El Protocolo de Seguridad de la ministra Patricia Bullrich, que habilita la represión preventiva de protestas y restringe el derecho a manifestarse, se aplicaba con fervor; pero el mismo Estado parecía ciego ante los delitos de guante blanco. Era la vieja justicia de clase, reciclada bajo el barniz libertario: endurecer las penas para los pobres, aliviar las sanciones para los poderosos.

El caso Espert-Machado simbolizaba esa doble moral. Mientras la prensa oficialista minimizaba las acusaciones como “errores administrativos”, los periodistas menos dependientes documentaban una red de financiación internacional ligada a empresas fantasmas en Estados Unidos y Paraguay. En los tribunales federales, el expediente avanza con lentitud, pero el descrédito moral ya es irreversible.

CONSIGNAS ▸
**1)** Di si cada afirmación coincide con el pasaje citado. Responde sí o no y copia literalmente las palabras que lo deciden. (a) El Protocolo de Seguridad restringe el derecho a manifestarse. (b) La prensa oficialista presentó las acusaciones como delitos graves. (c) En los tribunales federales el expediente avanza con rapidez.
**2)** Prolonga el pasaje citado a partir de su última oración.

EXTRACTOS DE DATOS ▸
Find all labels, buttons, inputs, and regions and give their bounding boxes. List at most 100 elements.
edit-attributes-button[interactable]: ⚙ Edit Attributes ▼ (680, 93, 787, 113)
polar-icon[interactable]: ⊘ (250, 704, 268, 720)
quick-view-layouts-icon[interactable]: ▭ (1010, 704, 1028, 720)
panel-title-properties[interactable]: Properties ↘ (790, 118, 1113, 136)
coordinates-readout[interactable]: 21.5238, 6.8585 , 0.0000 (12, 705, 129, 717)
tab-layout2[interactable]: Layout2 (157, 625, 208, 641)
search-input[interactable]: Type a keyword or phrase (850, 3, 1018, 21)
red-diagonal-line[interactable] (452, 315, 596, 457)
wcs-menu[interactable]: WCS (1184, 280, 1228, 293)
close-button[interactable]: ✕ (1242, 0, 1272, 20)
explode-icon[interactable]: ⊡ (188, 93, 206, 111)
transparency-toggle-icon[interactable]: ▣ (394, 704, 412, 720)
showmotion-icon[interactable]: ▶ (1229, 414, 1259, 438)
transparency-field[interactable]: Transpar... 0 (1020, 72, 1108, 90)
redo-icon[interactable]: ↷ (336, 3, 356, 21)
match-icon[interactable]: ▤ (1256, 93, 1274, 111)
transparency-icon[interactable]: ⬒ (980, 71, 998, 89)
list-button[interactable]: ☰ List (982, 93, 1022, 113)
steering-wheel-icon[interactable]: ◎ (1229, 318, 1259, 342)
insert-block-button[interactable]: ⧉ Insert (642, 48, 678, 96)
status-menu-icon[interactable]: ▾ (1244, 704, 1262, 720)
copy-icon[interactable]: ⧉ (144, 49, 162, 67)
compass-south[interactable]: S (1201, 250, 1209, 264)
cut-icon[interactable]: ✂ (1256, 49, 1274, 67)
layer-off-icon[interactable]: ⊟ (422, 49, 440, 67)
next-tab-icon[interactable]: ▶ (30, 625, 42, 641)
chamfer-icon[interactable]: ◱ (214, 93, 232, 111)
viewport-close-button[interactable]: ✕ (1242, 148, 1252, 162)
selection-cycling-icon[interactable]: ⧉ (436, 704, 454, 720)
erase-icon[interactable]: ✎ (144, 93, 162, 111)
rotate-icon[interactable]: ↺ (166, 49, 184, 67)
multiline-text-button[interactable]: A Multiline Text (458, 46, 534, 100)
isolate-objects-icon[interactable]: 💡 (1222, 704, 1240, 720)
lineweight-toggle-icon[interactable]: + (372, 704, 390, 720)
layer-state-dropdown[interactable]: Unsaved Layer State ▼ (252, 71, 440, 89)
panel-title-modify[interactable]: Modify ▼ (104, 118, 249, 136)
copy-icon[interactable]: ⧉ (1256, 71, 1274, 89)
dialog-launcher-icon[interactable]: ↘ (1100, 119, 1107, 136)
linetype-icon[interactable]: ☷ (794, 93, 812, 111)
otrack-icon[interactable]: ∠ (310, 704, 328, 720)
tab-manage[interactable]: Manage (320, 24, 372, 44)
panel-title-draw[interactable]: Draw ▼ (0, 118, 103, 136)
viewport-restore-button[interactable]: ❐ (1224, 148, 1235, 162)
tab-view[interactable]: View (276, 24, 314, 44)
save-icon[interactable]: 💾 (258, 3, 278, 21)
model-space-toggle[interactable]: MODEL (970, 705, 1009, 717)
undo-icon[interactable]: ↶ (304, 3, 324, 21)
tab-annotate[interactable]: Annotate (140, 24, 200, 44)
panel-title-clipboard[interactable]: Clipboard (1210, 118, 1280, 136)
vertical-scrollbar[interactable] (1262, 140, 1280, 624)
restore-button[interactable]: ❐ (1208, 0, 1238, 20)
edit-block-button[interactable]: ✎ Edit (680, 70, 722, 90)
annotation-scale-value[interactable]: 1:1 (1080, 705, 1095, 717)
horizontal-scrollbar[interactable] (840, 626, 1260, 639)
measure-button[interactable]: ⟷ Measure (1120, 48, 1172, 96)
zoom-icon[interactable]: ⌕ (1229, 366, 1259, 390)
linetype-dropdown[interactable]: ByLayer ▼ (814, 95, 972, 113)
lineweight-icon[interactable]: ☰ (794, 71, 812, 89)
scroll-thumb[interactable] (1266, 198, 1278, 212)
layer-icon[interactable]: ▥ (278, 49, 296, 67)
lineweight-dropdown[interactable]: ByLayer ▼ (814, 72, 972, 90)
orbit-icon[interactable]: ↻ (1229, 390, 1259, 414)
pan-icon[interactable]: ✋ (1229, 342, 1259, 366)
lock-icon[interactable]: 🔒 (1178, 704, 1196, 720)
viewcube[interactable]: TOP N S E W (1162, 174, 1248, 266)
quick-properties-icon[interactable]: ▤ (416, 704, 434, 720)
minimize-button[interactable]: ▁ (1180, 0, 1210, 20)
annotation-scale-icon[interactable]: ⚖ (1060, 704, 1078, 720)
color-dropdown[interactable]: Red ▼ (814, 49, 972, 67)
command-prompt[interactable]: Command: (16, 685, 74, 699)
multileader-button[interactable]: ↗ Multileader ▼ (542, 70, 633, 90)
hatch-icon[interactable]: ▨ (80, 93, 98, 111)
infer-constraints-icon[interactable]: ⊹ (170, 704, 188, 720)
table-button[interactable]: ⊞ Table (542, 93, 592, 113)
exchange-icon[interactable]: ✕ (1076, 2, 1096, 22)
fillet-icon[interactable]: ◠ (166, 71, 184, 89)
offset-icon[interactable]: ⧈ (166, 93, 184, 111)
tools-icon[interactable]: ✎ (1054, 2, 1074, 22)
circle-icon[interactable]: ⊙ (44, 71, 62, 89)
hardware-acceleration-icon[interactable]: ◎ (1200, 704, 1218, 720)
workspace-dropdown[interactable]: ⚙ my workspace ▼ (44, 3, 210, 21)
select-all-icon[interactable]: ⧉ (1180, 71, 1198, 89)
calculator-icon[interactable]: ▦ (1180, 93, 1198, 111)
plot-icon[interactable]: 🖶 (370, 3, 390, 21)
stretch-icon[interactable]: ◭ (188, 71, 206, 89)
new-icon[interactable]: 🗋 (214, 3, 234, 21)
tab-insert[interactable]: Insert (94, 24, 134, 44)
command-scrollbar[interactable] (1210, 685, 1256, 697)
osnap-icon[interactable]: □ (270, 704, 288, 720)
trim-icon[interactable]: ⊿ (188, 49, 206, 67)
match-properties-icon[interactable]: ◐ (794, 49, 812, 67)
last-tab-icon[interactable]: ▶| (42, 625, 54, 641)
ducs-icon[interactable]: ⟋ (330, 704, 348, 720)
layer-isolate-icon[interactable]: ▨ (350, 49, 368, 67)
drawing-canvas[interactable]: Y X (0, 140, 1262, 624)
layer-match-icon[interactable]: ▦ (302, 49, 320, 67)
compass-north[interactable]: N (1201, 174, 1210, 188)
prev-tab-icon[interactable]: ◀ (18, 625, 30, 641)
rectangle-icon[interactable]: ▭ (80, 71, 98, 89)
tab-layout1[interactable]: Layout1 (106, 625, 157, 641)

RESPUESTAS POR CONSIGNA ▸
**1)**
(a) Sí: «restringe el derecho a manifestarse».
(b) No: «minimizaba las acusaciones como “errores administrativos”».
(c) No: «el expediente avanza con lentitud».

**2)**
Sin embargo, el barro no termina en la política: alcanza también a la economía. Detrás de la estridencia de guitarras Gibson y consignas libertarias, la fuga de capitales alcanza niveles históricos. Según el Instituto Argentina Grande, una consultora privada, en lo que va de 2025 salieron del sistema financiero 17.300 millones de dólares, cifra superior a los desembolsos del Fondo Monetario Internacional (FMI) durante el mismo período.

El fenómeno, conocido técnicamente como Formación de Activos Externos (FAE), describe la compra de moneda extranjera o activos fuera del país por parte de empresas y particulares. En lenguaje cotidiano, se trata de la fuga de capitales: los fondos que abandona Argentina por desconfianza o especulación. Desde que el Gobierno eliminó los controles cambiarios —el llamado “cepo”— en abril, el drenaje no cesa. Julio fue el mes récord: 5.432 millones de dólares salieron del país, coincidiendo con una devaluación del 12 %.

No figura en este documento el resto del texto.